SOURCE PASSAGE:
□ □ □ □ □ □ □

George Dockeray (1789–1857) was a British jockey and racehorse trainer.

His big race wins as a jockey included Lap-dog, the winner of the 1826 Epsom Derby, Chateau Margaux, the Ascot Gold Cup winner of the same year, and Green Mantle, the 1829 Oaks winner. He was also an early example of jockeys riding in races internationally, when, in the late 1820s, he and fellow jockey Sam Day, spent time race-riding in Brussels, Belgium.

After retiring as a jockey, he trained horses from stables in Church Street, Epsom, Surrey. His training success included the first-ever Grand National winner, Lottery, and three further National winners – Jerry (1840), Gaylad (1842) and Miss Mowbray (1852). He also trained flat horses, including Adine, winner of the Goodwood Stakes, Ebor Handicap and Yorkshire Oaks. In addition to this success, he had a reputation for being "as honest and faithful a trainer as any".

□ □ □ □ □ □ □

GIVEN MATERIAL:
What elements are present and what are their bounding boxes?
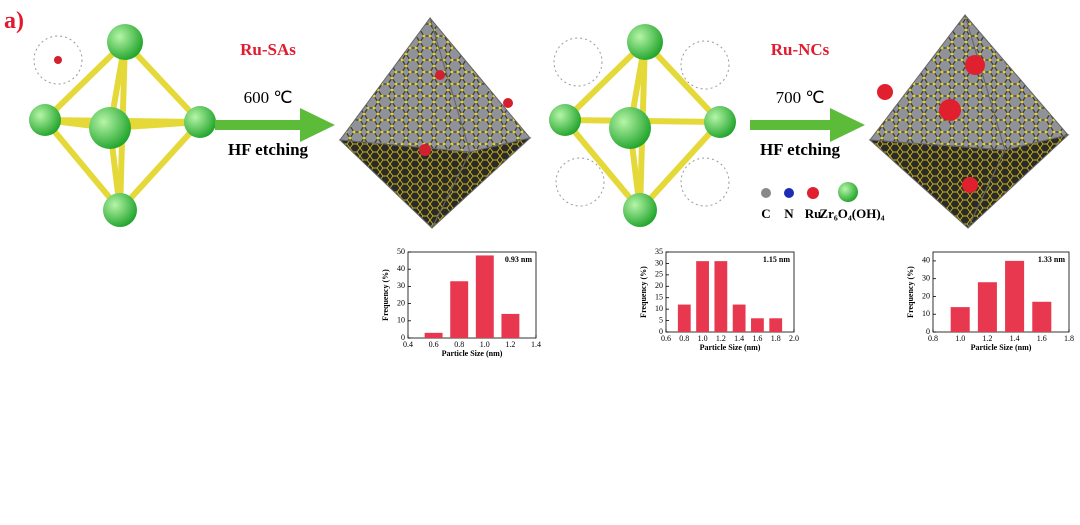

□ □ □ □ □ □ □

WRITTEN TASKS:
1. Using the Dockeray biography, answer:
(a) Which horse won the 1826 Epsom Derby with him riding?
(b) Which fellow jockey spent time race-riding in Brussels with him?
(c) On what street were his training stables in Epsom?
2. Write out the part of the Dockeray biography starting with "George Dockeray (1789–1857)" and going on through "in Brussels, Belgium.", reproducing it word for word.
Rely only on the Dockeray biography, not on the material.

WORKED SOLUTIONS:
1.
(a) Lap-dog
(b) Sam Day
(c) Church Street

2.
George Dockeray (1789–1857) was a British jockey and racehorse trainer.

His big race wins as a jockey included Lap-dog, the winner of the 1826 Epsom Derby, Chateau Margaux, the Ascot Gold Cup winner of the same year, and Green Mantle, the 1829 Oaks winner. He was also an early example of jockeys riding in races internationally, when, in the late 1820s, he and fellow jockey Sam Day, spent time race-riding in Brussels, Belgium.